_REQUIRED TASK_
Return the records in full, exactly as given.

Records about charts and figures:
□ □ □ □ □ □ □
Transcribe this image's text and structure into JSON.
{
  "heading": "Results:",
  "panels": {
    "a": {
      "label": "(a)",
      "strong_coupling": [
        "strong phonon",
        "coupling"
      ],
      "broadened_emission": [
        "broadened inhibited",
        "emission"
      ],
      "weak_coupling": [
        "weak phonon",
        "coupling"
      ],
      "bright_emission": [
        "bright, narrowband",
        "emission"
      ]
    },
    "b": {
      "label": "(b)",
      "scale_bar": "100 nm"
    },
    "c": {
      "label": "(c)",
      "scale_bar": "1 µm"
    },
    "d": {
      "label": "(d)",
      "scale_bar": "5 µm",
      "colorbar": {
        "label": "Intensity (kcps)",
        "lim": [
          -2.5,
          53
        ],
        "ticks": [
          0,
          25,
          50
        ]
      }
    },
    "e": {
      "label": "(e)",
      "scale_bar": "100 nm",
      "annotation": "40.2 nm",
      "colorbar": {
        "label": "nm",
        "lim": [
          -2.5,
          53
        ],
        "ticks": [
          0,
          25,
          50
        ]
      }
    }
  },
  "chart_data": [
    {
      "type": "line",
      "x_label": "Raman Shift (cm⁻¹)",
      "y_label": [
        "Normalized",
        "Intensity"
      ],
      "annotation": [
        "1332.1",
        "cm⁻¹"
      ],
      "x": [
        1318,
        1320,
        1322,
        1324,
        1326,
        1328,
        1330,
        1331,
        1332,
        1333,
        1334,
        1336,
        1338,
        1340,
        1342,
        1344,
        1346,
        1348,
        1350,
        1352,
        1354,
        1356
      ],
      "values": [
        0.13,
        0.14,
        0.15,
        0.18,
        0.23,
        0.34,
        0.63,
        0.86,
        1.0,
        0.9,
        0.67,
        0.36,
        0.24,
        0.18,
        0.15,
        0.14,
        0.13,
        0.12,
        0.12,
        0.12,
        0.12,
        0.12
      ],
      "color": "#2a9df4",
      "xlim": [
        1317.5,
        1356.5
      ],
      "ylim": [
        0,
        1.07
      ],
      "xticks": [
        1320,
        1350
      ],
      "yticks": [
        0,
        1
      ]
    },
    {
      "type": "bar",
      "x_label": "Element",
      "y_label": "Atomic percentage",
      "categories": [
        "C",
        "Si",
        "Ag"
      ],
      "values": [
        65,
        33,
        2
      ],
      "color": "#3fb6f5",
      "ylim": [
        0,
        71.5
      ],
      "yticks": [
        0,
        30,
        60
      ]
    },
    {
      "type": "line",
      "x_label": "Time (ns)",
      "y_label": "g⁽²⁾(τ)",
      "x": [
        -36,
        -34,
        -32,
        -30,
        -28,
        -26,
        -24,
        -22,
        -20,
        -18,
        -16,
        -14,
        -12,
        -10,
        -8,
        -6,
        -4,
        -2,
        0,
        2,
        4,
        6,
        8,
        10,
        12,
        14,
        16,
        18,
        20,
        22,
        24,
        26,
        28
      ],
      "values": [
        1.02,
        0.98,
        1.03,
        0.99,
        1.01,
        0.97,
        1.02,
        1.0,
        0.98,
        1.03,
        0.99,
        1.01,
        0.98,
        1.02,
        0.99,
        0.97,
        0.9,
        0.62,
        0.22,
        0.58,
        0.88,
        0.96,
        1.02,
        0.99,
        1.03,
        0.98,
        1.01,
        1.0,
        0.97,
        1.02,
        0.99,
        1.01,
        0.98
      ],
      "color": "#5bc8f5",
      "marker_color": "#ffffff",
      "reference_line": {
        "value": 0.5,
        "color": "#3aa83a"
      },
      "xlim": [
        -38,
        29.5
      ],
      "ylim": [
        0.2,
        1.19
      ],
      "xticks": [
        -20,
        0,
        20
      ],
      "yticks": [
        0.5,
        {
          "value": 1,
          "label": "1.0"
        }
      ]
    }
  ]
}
□ □ □ □ □ □ □
_TASK SOLUTION_
Transcribe this image's text and structure into JSON.
{
  "heading": "Results:",
  "panels": {
    "a": {
      "label": "(a)",
      "strong_coupling": [
        "strong phonon",
        "coupling"
      ],
      "broadened_emission": [
        "broadened inhibited",
        "emission"
      ],
      "weak_coupling": [
        "weak phonon",
        "coupling"
      ],
      "bright_emission": [
        "bright, narrowband",
        "emission"
      ]
    },
    "b": {
      "label": "(b)",
      "scale_bar": "100 nm"
    },
    "c": {
      "label": "(c)",
      "scale_bar": "1 µm"
    },
    "d": {
      "label": "(d)",
      "scale_bar": "5 µm",
      "colorbar": {
        "label": "Intensity (kcps)",
        "lim": [
          -2.5,
          53
        ],
        "ticks": [
          0,
          25,
          50
        ]
      }
    },
    "e": {
      "label": "(e)",
      "scale_bar": "100 nm",
      "annotation": "40.2 nm",
      "colorbar": {
        "label": "nm",
        "lim": [
          -2.5,
          53
        ],
        "ticks": [
          0,
          25,
          50
        ]
      }
    }
  },
  "chart_data": [
    {
      "type": "line",
      "x_label": "Raman Shift (cm⁻¹)",
      "y_label": [
        "Normalized",
        "Intensity"
      ],
      "annotation": [
        "1332.1",
        "cm⁻¹"
      ],
      "x": [
        1318,
        1320,
        1322,
        1324,
        1326,
        1328,
        1330,
        1331,
        1332,
        1333,
        1334,
        1336,
        1338,
        1340,
        1342,
        1344,
        1346,
        1348,
        1350,
        1352,
        1354,
        1356
      ],
      "values": [
        0.13,
        0.14,
        0.15,
        0.18,
        0.23,
        0.34,
        0.63,
        0.86,
        1.0,
        0.9,
        0.67,
        0.36,
        0.24,
        0.18,
        0.15,
        0.14,
        0.13,
        0.12,
        0.12,
        0.12,
        0.12,
        0.12
      ],
      "color": "#2a9df4",
      "xlim": [
        1317.5,
        1356.5
      ],
      "ylim": [
        0,
        1.07
      ],
      "xticks": [
        1320,
        1350
      ],
      "yticks": [
        0,
        1
      ]
    },
    {
      "type": "bar",
      "x_label": "Element",
      "y_label": "Atomic percentage",
      "categories": [
        "C",
        "Si",
        "Ag"
      ],
      "values": [
        65,
        33,
        2
      ],
      "color": "#3fb6f5",
      "ylim": [
        0,
        71.5
      ],
      "yticks": [
        0,
        30,
        60
      ]
    },
    {
      "type": "line",
      "x_label": "Time (ns)",
      "y_label": "g⁽²⁾(τ)",
      "x": [
        -36,
        -34,
        -32,
        -30,
        -28,
        -26,
        -24,
        -22,
        -20,
        -18,
        -16,
        -14,
        -12,
        -10,
        -8,
        -6,
        -4,
        -2,
        0,
        2,
        4,
        6,
        8,
        10,
        12,
        14,
        16,
        18,
        20,
        22,
        24,
        26,
        28
      ],
      "values": [
        1.02,
        0.98,
        1.03,
        0.99,
        1.01,
        0.97,
        1.02,
        1.0,
        0.98,
        1.03,
        0.99,
        1.01,
        0.98,
        1.02,
        0.99,
        0.97,
        0.9,
        0.62,
        0.22,
        0.58,
        0.88,
        0.96,
        1.02,
        0.99,
        1.03,
        0.98,
        1.01,
        1.0,
        0.97,
        1.02,
        0.99,
        1.01,
        0.98
      ],
      "color": "#5bc8f5",
      "marker_color": "#ffffff",
      "reference_line": {
        "value": 0.5,
        "color": "#3aa83a"
      },
      "xlim": [
        -38,
        29.5
      ],
      "ylim": [
        0.2,
        1.19
      ],
      "xticks": [
        -20,
        0,
        20
      ],
      "yticks": [
        0.5,
        {
          "value": 1,
          "label": "1.0"
        }
      ]
    }
  ]
}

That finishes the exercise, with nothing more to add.